Exercise: Below are records. Copy every line with "tahun" in it.

Material for the task:
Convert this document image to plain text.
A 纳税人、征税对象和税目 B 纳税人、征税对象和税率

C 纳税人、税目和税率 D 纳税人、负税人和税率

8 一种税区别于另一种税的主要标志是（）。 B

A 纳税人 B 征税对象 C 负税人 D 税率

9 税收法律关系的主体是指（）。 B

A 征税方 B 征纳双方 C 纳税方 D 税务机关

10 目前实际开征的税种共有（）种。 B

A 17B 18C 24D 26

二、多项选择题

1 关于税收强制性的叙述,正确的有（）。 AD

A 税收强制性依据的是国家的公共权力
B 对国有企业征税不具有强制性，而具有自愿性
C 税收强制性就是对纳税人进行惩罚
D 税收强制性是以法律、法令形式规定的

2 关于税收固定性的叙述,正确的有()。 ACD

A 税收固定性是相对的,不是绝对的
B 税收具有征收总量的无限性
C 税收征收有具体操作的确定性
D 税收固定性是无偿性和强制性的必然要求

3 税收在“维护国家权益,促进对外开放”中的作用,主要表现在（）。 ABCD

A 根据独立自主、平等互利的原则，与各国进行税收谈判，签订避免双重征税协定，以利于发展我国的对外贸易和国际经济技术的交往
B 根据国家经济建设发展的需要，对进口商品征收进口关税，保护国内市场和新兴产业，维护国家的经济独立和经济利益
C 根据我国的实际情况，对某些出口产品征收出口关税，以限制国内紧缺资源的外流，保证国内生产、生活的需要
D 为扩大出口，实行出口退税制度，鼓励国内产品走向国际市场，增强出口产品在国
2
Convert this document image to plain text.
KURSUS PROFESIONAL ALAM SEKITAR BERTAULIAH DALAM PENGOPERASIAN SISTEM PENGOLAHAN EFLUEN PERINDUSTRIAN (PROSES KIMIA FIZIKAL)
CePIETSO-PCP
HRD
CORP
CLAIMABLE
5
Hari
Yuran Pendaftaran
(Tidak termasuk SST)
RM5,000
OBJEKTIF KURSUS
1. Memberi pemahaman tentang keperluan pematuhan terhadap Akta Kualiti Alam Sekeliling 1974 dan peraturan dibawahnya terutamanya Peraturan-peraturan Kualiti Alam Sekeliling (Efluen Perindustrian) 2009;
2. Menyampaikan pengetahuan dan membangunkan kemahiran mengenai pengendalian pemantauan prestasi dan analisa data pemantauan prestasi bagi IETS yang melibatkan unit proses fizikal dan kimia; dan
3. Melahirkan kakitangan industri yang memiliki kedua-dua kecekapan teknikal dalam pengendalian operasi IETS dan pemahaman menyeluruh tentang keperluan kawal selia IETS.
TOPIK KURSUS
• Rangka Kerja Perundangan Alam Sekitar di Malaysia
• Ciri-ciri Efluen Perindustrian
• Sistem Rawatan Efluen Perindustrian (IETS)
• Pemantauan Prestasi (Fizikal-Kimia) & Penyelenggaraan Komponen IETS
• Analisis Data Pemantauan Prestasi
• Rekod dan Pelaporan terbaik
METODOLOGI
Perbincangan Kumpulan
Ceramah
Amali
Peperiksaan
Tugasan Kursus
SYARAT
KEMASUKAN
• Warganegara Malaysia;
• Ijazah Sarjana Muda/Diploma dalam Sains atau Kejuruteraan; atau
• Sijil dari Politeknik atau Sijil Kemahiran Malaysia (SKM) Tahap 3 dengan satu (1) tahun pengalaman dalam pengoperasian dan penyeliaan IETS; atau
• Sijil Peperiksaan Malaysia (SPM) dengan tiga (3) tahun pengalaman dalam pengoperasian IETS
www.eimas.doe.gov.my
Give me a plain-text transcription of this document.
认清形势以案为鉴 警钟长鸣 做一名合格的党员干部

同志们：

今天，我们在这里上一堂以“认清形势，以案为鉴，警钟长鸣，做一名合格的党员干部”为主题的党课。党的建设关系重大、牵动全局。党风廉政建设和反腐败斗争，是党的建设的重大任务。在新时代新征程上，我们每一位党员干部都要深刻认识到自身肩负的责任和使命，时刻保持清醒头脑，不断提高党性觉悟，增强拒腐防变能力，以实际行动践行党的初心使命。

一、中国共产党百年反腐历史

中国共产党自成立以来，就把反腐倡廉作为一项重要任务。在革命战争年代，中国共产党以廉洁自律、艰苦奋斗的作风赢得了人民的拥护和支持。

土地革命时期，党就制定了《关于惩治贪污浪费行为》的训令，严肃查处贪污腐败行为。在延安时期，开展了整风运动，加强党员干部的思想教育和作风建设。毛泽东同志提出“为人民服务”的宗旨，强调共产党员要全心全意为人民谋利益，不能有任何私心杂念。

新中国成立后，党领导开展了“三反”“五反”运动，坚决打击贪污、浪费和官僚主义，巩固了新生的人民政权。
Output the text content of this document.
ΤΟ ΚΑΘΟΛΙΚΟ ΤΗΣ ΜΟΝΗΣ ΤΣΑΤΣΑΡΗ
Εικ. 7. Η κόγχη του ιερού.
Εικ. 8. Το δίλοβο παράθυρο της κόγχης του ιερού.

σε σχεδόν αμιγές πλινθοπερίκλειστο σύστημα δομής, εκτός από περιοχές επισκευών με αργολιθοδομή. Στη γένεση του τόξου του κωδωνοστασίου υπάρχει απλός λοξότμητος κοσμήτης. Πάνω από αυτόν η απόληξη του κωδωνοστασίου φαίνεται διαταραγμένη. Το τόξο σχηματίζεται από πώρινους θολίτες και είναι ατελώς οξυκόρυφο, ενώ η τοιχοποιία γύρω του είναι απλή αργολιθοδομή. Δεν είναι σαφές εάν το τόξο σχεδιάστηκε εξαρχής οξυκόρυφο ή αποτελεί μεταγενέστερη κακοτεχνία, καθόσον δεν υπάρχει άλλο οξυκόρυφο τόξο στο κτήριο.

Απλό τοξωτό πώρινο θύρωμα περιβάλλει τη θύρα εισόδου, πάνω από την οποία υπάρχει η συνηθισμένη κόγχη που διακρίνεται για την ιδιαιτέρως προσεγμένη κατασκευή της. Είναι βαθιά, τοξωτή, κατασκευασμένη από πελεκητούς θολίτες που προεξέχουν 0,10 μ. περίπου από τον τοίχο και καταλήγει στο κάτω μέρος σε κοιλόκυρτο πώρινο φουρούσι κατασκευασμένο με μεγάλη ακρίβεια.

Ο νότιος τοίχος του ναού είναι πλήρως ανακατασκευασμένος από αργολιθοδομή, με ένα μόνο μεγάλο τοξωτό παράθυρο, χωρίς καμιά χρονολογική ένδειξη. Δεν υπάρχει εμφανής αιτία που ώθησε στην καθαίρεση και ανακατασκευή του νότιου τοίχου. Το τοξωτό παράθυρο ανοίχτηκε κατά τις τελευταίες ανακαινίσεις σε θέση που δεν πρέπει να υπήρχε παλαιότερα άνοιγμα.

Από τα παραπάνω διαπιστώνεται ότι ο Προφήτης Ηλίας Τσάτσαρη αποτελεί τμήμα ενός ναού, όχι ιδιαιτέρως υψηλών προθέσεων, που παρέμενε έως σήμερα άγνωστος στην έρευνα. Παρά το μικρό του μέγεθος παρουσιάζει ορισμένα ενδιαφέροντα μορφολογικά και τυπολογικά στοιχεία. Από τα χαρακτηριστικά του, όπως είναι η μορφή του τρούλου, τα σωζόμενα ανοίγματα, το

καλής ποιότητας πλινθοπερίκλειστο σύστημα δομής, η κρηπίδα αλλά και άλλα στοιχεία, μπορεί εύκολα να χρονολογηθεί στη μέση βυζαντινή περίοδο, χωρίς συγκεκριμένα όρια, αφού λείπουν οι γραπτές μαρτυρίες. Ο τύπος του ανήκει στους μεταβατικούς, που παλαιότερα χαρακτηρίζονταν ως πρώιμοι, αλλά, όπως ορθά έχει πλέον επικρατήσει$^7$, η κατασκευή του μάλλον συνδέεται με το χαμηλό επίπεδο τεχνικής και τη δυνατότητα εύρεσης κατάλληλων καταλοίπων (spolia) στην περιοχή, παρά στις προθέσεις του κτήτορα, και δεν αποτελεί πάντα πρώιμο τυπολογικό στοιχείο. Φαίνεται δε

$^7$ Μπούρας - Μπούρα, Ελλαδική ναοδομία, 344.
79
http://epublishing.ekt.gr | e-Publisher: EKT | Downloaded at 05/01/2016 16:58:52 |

Exercise solution:
• Sijil dari Politeknik atau Sijil Kemahiran Malaysia (SKM) Tahap 3 dengan satu (1) tahun pengalaman dalam pengoperasian dan penyeliaan IETS; atau
• Sijil Peperiksaan Malaysia (SPM) dengan tiga (3) tahun pengalaman dalam pengoperasian IETS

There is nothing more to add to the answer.